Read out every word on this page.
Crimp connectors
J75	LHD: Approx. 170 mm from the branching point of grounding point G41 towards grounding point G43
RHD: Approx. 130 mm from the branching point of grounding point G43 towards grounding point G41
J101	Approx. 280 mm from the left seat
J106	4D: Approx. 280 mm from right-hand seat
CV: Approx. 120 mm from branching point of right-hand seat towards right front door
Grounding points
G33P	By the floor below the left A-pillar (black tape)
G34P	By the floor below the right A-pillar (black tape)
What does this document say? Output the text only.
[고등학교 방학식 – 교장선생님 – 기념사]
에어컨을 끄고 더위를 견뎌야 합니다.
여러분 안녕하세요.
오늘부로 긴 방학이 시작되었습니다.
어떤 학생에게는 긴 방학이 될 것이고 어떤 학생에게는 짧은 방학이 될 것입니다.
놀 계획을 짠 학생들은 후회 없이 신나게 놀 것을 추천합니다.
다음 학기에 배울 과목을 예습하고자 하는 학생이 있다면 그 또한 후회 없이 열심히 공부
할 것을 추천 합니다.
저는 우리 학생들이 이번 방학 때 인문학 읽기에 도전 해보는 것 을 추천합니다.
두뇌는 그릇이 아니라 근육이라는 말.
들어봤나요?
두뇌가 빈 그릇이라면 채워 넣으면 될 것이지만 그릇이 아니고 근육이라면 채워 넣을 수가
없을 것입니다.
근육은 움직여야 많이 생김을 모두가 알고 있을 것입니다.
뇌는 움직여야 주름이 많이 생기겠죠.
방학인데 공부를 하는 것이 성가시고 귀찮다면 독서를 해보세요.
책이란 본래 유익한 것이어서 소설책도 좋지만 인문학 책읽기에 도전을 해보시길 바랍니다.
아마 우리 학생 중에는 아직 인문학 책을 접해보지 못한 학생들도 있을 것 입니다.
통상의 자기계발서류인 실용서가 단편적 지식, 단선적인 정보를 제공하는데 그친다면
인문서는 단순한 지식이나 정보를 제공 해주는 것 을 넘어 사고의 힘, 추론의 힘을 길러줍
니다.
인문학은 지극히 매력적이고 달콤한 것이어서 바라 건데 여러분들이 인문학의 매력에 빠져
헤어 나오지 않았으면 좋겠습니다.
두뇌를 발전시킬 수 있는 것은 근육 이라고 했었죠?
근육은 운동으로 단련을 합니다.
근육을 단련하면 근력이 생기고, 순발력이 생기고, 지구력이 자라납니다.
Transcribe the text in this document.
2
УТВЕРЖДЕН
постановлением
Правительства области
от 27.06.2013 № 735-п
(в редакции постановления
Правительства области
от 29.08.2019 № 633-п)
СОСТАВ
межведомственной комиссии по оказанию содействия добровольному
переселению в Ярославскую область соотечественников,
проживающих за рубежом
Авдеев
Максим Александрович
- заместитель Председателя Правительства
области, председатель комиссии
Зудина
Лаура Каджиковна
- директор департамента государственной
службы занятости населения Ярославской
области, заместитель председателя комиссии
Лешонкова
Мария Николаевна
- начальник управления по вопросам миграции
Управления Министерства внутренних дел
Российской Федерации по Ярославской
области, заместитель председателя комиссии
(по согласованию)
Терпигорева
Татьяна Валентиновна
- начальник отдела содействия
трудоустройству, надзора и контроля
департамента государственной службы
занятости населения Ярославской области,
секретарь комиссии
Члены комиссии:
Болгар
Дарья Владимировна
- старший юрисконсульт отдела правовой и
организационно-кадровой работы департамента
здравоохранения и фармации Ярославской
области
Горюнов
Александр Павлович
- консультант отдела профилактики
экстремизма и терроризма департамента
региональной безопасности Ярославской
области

+ + +

■ **Written task**: Give all of the entries again, word for word.

■ **Reply to the exercise**:
Read out every word on this page.
Crimp connectors
J75	LHD: Approx. 170 mm from the branching point of grounding point G41 towards grounding point G43
RHD: Approx. 130 mm from the branching point of grounding point G43 towards grounding point G41
J101	Approx. 280 mm from the left seat
J106	4D: Approx. 280 mm from right-hand seat
CV: Approx. 120 mm from branching point of right-hand seat towards right front door
Grounding points
G33P	By the floor below the left A-pillar (black tape)
G34P	By the floor below the right A-pillar (black tape)
What does this document say? Output the text only.
[고등학교 방학식 – 교장선생님 – 기념사]
에어컨을 끄고 더위를 견뎌야 합니다.
여러분 안녕하세요.
오늘부로 긴 방학이 시작되었습니다.
어떤 학생에게는 긴 방학이 될 것이고 어떤 학생에게는 짧은 방학이 될 것입니다.
놀 계획을 짠 학생들은 후회 없이 신나게 놀 것을 추천합니다.
다음 학기에 배울 과목을 예습하고자 하는 학생이 있다면 그 또한 후회 없이 열심히 공부
할 것을 추천 합니다.
저는 우리 학생들이 이번 방학 때 인문학 읽기에 도전 해보는 것 을 추천합니다.
두뇌는 그릇이 아니라 근육이라는 말.
들어봤나요?
두뇌가 빈 그릇이라면 채워 넣으면 될 것이지만 그릇이 아니고 근육이라면 채워 넣을 수가
없을 것입니다.
근육은 움직여야 많이 생김을 모두가 알고 있을 것입니다.
뇌는 움직여야 주름이 많이 생기겠죠.
방학인데 공부를 하는 것이 성가시고 귀찮다면 독서를 해보세요.
책이란 본래 유익한 것이어서 소설책도 좋지만 인문학 책읽기에 도전을 해보시길 바랍니다.
아마 우리 학생 중에는 아직 인문학 책을 접해보지 못한 학생들도 있을 것 입니다.
통상의 자기계발서류인 실용서가 단편적 지식, 단선적인 정보를 제공하는데 그친다면
인문서는 단순한 지식이나 정보를 제공 해주는 것 을 넘어 사고의 힘, 추론의 힘을 길러줍
니다.
인문학은 지극히 매력적이고 달콤한 것이어서 바라 건데 여러분들이 인문학의 매력에 빠져
헤어 나오지 않았으면 좋겠습니다.
두뇌를 발전시킬 수 있는 것은 근육 이라고 했었죠?
근육은 운동으로 단련을 합니다.
근육을 단련하면 근력이 생기고, 순발력이 생기고, 지구력이 자라납니다.
Transcribe the text in this document.
2
УТВЕРЖДЕН
постановлением
Правительства области
от 27.06.2013 № 735-п
(в редакции постановления
Правительства области
от 29.08.2019 № 633-п)
СОСТАВ
межведомственной комиссии по оказанию содействия добровольному
переселению в Ярославскую область соотечественников,
проживающих за рубежом
Авдеев
Максим Александрович
- заместитель Председателя Правительства
области, председатель комиссии
Зудина
Лаура Каджиковна
- директор департамента государственной
службы занятости населения Ярославской
области, заместитель председателя комиссии
Лешонкова
Мария Николаевна
- начальник управления по вопросам миграции
Управления Министерства внутренних дел
Российской Федерации по Ярославской
области, заместитель председателя комиссии
(по согласованию)
Терпигорева
Татьяна Валентиновна
- начальник отдела содействия
трудоустройству, надзора и контроля
департамента государственной службы
занятости населения Ярославской области,
секретарь комиссии
Члены комиссии:
Болгар
Дарья Владимировна
- старший юрисконсульт отдела правовой и
организационно-кадровой работы департамента
здравоохранения и фармации Ярославской
области
Горюнов
Александр Павлович
- консультант отдела профилактики
экстремизма и терроризма департамента
региональной безопасности Ярославской
области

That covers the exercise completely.